▶ SHORT TASK: Work out how many lines hold "перевозке". Give the number and nothing else.

▶ RECORDS PROVIDED:

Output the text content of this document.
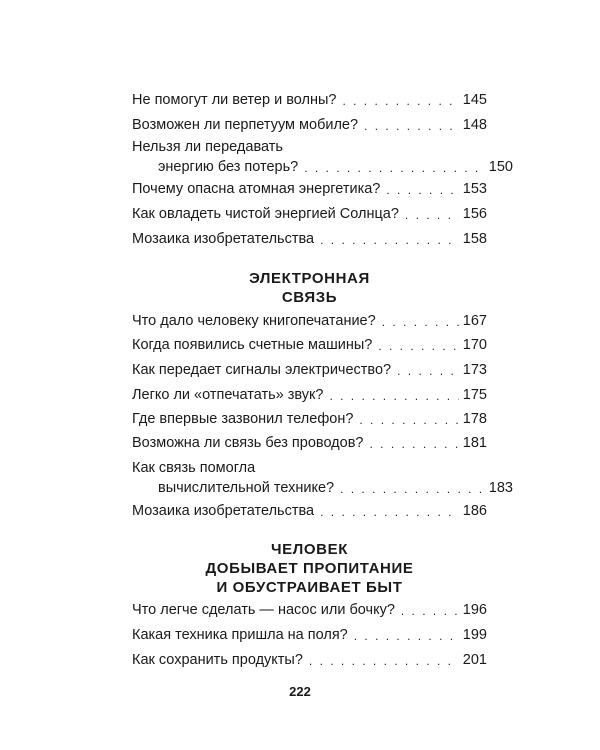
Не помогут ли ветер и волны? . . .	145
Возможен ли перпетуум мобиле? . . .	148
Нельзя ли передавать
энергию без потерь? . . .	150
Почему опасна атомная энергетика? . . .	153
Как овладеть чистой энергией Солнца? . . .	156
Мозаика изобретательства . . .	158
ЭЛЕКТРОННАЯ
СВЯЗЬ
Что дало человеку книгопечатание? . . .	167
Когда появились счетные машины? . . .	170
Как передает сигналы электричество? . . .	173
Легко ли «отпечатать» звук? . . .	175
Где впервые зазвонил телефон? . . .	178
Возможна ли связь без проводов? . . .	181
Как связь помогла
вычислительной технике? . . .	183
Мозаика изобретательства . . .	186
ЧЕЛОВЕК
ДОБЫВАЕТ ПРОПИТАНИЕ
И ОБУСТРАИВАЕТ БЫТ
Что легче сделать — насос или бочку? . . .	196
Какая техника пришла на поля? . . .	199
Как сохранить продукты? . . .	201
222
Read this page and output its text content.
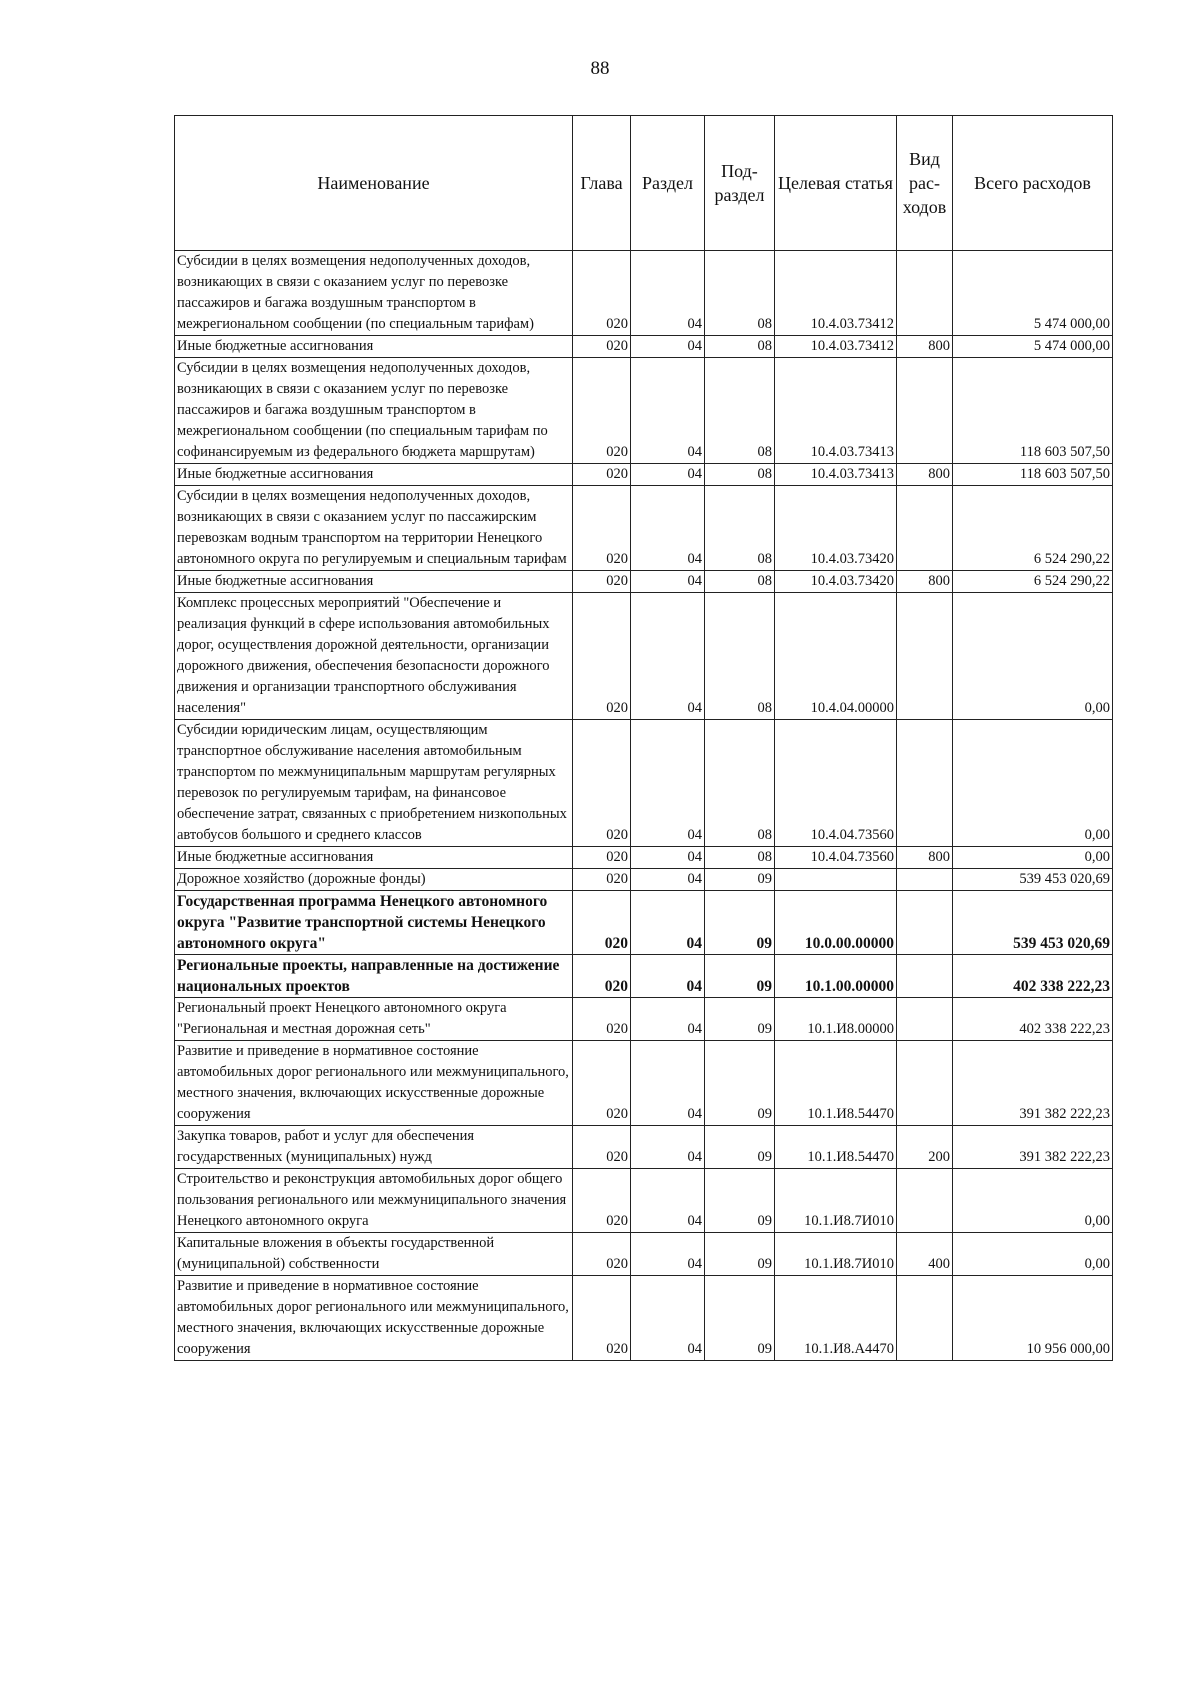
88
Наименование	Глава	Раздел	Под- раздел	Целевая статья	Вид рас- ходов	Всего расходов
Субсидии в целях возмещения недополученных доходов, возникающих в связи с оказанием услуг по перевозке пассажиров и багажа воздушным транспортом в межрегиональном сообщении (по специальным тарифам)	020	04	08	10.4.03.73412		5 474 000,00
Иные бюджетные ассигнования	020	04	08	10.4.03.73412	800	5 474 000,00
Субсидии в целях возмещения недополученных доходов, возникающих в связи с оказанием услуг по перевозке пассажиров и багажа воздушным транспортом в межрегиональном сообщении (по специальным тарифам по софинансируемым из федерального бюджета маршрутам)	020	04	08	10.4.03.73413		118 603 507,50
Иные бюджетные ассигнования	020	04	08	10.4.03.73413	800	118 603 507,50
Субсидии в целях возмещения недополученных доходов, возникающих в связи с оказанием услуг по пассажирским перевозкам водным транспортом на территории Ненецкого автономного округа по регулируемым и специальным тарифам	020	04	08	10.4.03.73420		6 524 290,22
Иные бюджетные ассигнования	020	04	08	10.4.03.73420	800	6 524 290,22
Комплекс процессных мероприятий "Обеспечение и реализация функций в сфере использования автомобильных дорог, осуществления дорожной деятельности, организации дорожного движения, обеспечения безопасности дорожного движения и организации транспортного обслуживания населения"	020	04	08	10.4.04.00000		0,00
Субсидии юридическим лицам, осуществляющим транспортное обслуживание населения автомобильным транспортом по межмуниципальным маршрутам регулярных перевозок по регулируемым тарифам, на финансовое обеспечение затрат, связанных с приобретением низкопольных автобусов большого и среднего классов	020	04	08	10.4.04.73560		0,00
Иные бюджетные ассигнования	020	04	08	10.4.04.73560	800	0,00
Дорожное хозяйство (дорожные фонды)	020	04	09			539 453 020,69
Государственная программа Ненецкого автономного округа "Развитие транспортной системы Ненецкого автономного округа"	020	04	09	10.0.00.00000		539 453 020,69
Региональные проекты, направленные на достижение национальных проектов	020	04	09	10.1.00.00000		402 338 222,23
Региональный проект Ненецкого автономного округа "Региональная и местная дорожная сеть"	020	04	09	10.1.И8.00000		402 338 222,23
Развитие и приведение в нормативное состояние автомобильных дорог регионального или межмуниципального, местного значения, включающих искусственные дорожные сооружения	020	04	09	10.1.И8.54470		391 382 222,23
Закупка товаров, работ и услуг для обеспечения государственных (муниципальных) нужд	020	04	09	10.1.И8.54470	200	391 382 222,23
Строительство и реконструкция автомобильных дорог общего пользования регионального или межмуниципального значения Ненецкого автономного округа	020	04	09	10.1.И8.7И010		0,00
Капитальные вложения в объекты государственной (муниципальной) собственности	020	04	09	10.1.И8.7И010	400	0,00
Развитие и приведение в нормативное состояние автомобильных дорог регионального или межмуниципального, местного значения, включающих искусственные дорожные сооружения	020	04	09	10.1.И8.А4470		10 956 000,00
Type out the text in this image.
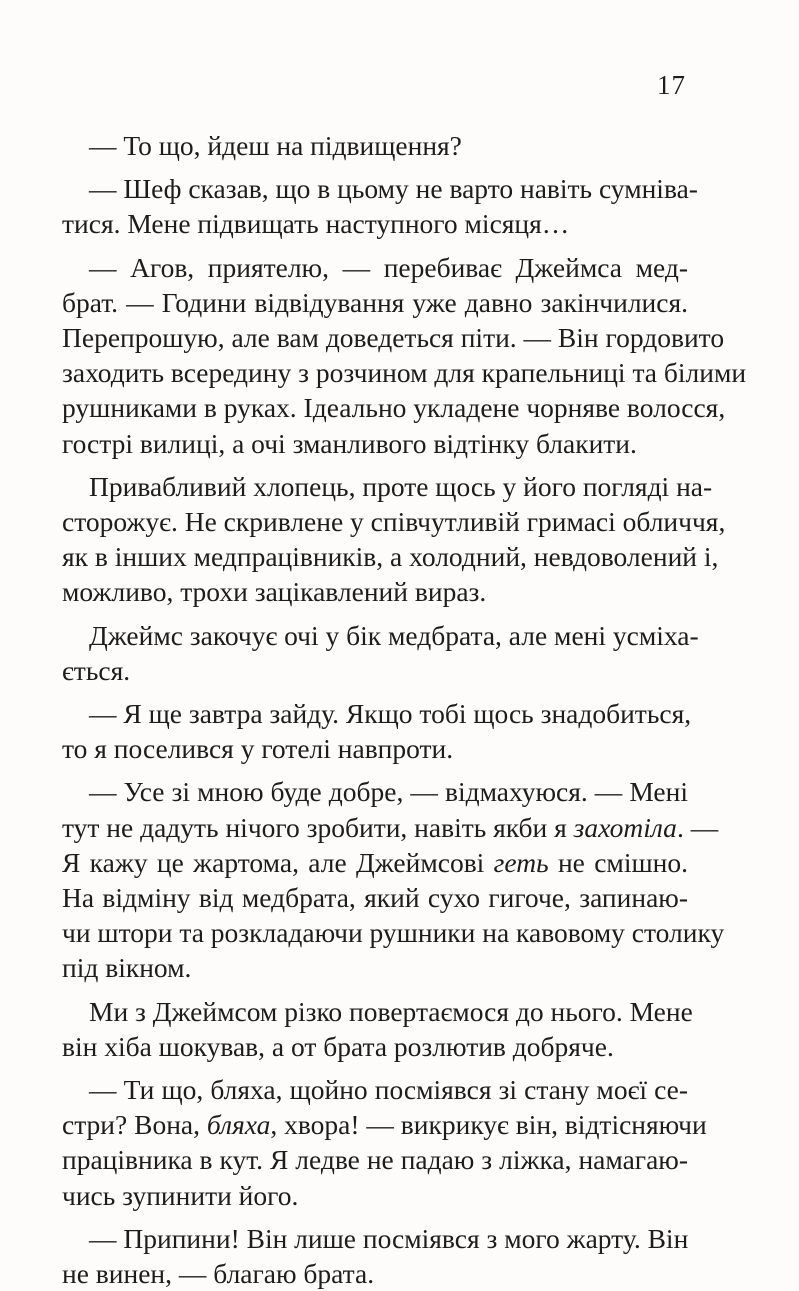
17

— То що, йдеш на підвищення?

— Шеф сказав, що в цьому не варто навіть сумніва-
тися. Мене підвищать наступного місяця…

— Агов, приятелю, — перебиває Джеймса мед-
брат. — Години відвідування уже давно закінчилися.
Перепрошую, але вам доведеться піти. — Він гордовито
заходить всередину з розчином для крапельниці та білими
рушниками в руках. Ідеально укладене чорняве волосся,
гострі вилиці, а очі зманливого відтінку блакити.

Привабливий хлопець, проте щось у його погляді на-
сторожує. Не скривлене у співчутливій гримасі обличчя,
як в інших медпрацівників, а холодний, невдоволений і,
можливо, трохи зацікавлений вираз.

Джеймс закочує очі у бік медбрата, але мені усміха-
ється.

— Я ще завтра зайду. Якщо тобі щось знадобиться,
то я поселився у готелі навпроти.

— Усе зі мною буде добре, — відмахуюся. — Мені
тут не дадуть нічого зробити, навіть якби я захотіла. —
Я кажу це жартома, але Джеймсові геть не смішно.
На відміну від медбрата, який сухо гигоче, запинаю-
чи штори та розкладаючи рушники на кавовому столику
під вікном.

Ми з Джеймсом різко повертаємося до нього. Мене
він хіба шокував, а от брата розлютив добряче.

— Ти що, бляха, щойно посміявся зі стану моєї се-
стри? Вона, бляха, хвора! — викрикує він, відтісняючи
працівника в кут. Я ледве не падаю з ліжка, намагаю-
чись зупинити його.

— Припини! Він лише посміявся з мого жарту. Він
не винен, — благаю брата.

▶ EXERCISE ANSWER: 2